Exercise aim = Reproduce the listing below without any change.

Record list =
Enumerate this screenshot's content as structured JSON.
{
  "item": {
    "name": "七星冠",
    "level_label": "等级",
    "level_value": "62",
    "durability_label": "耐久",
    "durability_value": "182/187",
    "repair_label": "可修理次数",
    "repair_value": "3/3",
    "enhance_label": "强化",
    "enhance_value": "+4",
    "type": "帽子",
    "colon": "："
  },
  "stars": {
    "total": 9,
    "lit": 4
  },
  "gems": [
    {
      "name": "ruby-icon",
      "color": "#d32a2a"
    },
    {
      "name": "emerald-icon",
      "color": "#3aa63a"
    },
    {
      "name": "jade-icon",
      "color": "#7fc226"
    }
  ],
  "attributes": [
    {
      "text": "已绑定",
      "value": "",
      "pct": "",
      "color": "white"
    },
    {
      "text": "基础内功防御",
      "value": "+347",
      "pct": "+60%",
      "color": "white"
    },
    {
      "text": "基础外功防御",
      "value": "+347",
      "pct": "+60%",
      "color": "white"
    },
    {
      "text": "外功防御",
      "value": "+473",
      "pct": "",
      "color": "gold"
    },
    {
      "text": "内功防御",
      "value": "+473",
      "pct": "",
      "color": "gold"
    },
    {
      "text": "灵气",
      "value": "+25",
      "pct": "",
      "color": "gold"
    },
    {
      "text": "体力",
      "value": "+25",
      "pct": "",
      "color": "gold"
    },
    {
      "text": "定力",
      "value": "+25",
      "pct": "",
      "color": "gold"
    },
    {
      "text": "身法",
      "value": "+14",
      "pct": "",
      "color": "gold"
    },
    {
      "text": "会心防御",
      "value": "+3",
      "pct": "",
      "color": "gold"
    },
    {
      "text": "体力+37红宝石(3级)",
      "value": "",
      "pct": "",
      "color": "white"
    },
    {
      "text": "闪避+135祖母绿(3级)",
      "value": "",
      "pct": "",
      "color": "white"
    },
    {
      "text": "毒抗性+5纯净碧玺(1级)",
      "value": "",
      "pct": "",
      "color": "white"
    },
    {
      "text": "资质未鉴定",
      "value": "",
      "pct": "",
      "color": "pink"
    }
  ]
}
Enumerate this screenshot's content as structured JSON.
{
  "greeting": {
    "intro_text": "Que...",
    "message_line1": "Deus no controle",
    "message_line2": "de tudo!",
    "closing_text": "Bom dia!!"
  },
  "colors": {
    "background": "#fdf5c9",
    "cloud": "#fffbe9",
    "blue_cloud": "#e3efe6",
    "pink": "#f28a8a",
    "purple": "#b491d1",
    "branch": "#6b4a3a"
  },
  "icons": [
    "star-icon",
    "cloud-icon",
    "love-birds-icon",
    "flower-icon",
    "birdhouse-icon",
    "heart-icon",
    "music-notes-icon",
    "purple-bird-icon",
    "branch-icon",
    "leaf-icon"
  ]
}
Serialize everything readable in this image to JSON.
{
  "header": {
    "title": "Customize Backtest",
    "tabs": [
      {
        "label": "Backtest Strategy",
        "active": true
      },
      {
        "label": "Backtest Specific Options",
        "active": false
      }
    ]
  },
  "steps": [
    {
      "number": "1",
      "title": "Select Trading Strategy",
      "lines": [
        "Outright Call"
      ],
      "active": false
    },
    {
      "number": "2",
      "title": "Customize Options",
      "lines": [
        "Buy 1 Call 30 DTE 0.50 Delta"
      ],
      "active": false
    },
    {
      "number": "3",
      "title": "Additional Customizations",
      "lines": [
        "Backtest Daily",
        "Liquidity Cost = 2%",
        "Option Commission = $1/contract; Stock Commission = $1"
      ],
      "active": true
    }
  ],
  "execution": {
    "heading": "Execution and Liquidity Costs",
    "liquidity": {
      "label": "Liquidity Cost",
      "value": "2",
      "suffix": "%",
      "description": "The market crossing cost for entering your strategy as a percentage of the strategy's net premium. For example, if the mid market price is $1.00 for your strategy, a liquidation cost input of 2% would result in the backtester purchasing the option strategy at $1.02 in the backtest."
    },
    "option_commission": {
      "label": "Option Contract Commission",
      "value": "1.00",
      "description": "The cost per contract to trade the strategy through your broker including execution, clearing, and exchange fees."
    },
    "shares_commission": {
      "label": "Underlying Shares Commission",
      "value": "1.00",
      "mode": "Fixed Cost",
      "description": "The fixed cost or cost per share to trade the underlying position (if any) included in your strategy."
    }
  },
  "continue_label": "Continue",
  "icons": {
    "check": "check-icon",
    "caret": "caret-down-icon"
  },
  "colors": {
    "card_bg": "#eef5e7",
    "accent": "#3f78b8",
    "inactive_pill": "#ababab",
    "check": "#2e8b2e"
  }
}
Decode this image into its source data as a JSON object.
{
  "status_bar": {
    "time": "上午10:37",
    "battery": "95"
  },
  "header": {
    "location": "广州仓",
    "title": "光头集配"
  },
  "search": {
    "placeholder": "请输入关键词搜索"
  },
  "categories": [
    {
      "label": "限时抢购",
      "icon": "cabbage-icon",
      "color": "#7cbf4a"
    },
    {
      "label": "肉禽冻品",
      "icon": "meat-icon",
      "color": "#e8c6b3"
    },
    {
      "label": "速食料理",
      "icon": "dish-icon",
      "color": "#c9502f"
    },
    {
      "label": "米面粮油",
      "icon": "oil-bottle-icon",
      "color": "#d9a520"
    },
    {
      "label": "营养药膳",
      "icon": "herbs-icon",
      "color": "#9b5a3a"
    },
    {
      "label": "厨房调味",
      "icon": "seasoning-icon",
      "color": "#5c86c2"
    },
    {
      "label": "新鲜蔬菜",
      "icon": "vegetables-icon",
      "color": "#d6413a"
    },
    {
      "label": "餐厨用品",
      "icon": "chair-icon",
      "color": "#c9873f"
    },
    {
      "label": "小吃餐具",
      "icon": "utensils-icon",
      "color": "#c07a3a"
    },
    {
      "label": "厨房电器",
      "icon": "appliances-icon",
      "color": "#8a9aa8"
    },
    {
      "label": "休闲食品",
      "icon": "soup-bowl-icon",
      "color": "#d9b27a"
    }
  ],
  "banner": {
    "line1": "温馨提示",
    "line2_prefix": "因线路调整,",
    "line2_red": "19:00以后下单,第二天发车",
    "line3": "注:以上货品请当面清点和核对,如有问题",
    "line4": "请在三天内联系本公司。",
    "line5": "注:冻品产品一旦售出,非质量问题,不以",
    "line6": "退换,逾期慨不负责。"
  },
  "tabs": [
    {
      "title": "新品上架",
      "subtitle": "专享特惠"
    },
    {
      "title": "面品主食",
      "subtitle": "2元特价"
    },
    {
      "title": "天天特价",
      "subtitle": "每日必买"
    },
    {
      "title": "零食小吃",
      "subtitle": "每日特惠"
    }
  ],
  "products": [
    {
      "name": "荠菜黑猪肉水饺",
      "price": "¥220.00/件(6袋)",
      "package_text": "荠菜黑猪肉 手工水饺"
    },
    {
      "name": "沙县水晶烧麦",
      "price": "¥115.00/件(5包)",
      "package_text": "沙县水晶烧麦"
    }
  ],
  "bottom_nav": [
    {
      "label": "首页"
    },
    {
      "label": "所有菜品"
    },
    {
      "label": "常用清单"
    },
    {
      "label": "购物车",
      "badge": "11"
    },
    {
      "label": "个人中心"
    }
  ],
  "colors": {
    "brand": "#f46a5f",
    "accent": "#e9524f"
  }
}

Solution for this exercise =
Enumerate this screenshot's content as structured JSON.
{
  "item": {
    "name": "七星冠",
    "level_label": "等级",
    "level_value": "62",
    "durability_label": "耐久",
    "durability_value": "182/187",
    "repair_label": "可修理次数",
    "repair_value": "3/3",
    "enhance_label": "强化",
    "enhance_value": "+4",
    "type": "帽子",
    "colon": "："
  },
  "stars": {
    "total": 9,
    "lit": 4
  },
  "gems": [
    {
      "name": "ruby-icon",
      "color": "#d32a2a"
    },
    {
      "name": "emerald-icon",
      "color": "#3aa63a"
    },
    {
      "name": "jade-icon",
      "color": "#7fc226"
    }
  ],
  "attributes": [
    {
      "text": "已绑定",
      "value": "",
      "pct": "",
      "color": "white"
    },
    {
      "text": "基础内功防御",
      "value": "+347",
      "pct": "+60%",
      "color": "white"
    },
    {
      "text": "基础外功防御",
      "value": "+347",
      "pct": "+60%",
      "color": "white"
    },
    {
      "text": "外功防御",
      "value": "+473",
      "pct": "",
      "color": "gold"
    },
    {
      "text": "内功防御",
      "value": "+473",
      "pct": "",
      "color": "gold"
    },
    {
      "text": "灵气",
      "value": "+25",
      "pct": "",
      "color": "gold"
    },
    {
      "text": "体力",
      "value": "+25",
      "pct": "",
      "color": "gold"
    },
    {
      "text": "定力",
      "value": "+25",
      "pct": "",
      "color": "gold"
    },
    {
      "text": "身法",
      "value": "+14",
      "pct": "",
      "color": "gold"
    },
    {
      "text": "会心防御",
      "value": "+3",
      "pct": "",
      "color": "gold"
    },
    {
      "text": "体力+37红宝石(3级)",
      "value": "",
      "pct": "",
      "color": "white"
    },
    {
      "text": "闪避+135祖母绿(3级)",
      "value": "",
      "pct": "",
      "color": "white"
    },
    {
      "text": "毒抗性+5纯净碧玺(1级)",
      "value": "",
      "pct": "",
      "color": "white"
    },
    {
      "text": "资质未鉴定",
      "value": "",
      "pct": "",
      "color": "pink"
    }
  ]
}
Enumerate this screenshot's content as structured JSON.
{
  "greeting": {
    "intro_text": "Que...",
    "message_line1": "Deus no controle",
    "message_line2": "de tudo!",
    "closing_text": "Bom dia!!"
  },
  "colors": {
    "background": "#fdf5c9",
    "cloud": "#fffbe9",
    "blue_cloud": "#e3efe6",
    "pink": "#f28a8a",
    "purple": "#b491d1",
    "branch": "#6b4a3a"
  },
  "icons": [
    "star-icon",
    "cloud-icon",
    "love-birds-icon",
    "flower-icon",
    "birdhouse-icon",
    "heart-icon",
    "music-notes-icon",
    "purple-bird-icon",
    "branch-icon",
    "leaf-icon"
  ]
}
Serialize everything readable in this image to JSON.
{
  "header": {
    "title": "Customize Backtest",
    "tabs": [
      {
        "label": "Backtest Strategy",
        "active": true
      },
      {
        "label": "Backtest Specific Options",
        "active": false
      }
    ]
  },
  "steps": [
    {
      "number": "1",
      "title": "Select Trading Strategy",
      "lines": [
        "Outright Call"
      ],
      "active": false
    },
    {
      "number": "2",
      "title": "Customize Options",
      "lines": [
        "Buy 1 Call 30 DTE 0.50 Delta"
      ],
      "active": false
    },
    {
      "number": "3",
      "title": "Additional Customizations",
      "lines": [
        "Backtest Daily",
        "Liquidity Cost = 2%",
        "Option Commission = $1/contract; Stock Commission = $1"
      ],
      "active": true
    }
  ],
  "execution": {
    "heading": "Execution and Liquidity Costs",
    "liquidity": {
      "label": "Liquidity Cost",
      "value": "2",
      "suffix": "%",
      "description": "The market crossing cost for entering your strategy as a percentage of the strategy's net premium. For example, if the mid market price is $1.00 for your strategy, a liquidation cost input of 2% would result in the backtester purchasing the option strategy at $1.02 in the backtest."
    },
    "option_commission": {
      "label": "Option Contract Commission",
      "value": "1.00",
      "description": "The cost per contract to trade the strategy through your broker including execution, clearing, and exchange fees."
    },
    "shares_commission": {
      "label": "Underlying Shares Commission",
      "value": "1.00",
      "mode": "Fixed Cost",
      "description": "The fixed cost or cost per share to trade the underlying position (if any) included in your strategy."
    }
  },
  "continue_label": "Continue",
  "icons": {
    "check": "check-icon",
    "caret": "caret-down-icon"
  },
  "colors": {
    "card_bg": "#eef5e7",
    "accent": "#3f78b8",
    "inactive_pill": "#ababab",
    "check": "#2e8b2e"
  }
}
Decode this image into its source data as a JSON object.
{
  "status_bar": {
    "time": "上午10:37",
    "battery": "95"
  },
  "header": {
    "location": "广州仓",
    "title": "光头集配"
  },
  "search": {
    "placeholder": "请输入关键词搜索"
  },
  "categories": [
    {
      "label": "限时抢购",
      "icon": "cabbage-icon",
      "color": "#7cbf4a"
    },
    {
      "label": "肉禽冻品",
      "icon": "meat-icon",
      "color": "#e8c6b3"
    },
    {
      "label": "速食料理",
      "icon": "dish-icon",
      "color": "#c9502f"
    },
    {
      "label": "米面粮油",
      "icon": "oil-bottle-icon",
      "color": "#d9a520"
    },
    {
      "label": "营养药膳",
      "icon": "herbs-icon",
      "color": "#9b5a3a"
    },
    {
      "label": "厨房调味",
      "icon": "seasoning-icon",
      "color": "#5c86c2"
    },
    {
      "label": "新鲜蔬菜",
      "icon": "vegetables-icon",
      "color": "#d6413a"
    },
    {
      "label": "餐厨用品",
      "icon": "chair-icon",
      "color": "#c9873f"
    },
    {
      "label": "小吃餐具",
      "icon": "utensils-icon",
      "color": "#c07a3a"
    },
    {
      "label": "厨房电器",
      "icon": "appliances-icon",
      "color": "#8a9aa8"
    },
    {
      "label": "休闲食品",
      "icon": "soup-bowl-icon",
      "color": "#d9b27a"
    }
  ],
  "banner": {
    "line1": "温馨提示",
    "line2_prefix": "因线路调整,",
    "line2_red": "19:00以后下单,第二天发车",
    "line3": "注:以上货品请当面清点和核对,如有问题",
    "line4": "请在三天内联系本公司。",
    "line5": "注:冻品产品一旦售出,非质量问题,不以",
    "line6": "退换,逾期慨不负责。"
  },
  "tabs": [
    {
      "title": "新品上架",
      "subtitle": "专享特惠"
    },
    {
      "title": "面品主食",
      "subtitle": "2元特价"
    },
    {
      "title": "天天特价",
      "subtitle": "每日必买"
    },
    {
      "title": "零食小吃",
      "subtitle": "每日特惠"
    }
  ],
  "products": [
    {
      "name": "荠菜黑猪肉水饺",
      "price": "¥220.00/件(6袋)",
      "package_text": "荠菜黑猪肉 手工水饺"
    },
    {
      "name": "沙县水晶烧麦",
      "price": "¥115.00/件(5包)",
      "package_text": "沙县水晶烧麦"
    }
  ],
  "bottom_nav": [
    {
      "label": "首页"
    },
    {
      "label": "所有菜品"
    },
    {
      "label": "常用清单"
    },
    {
      "label": "购物车",
      "badge": "11"
    },
    {
      "label": "个人中心"
    }
  ],
  "colors": {
    "brand": "#f46a5f",
    "accent": "#e9524f"
  }
}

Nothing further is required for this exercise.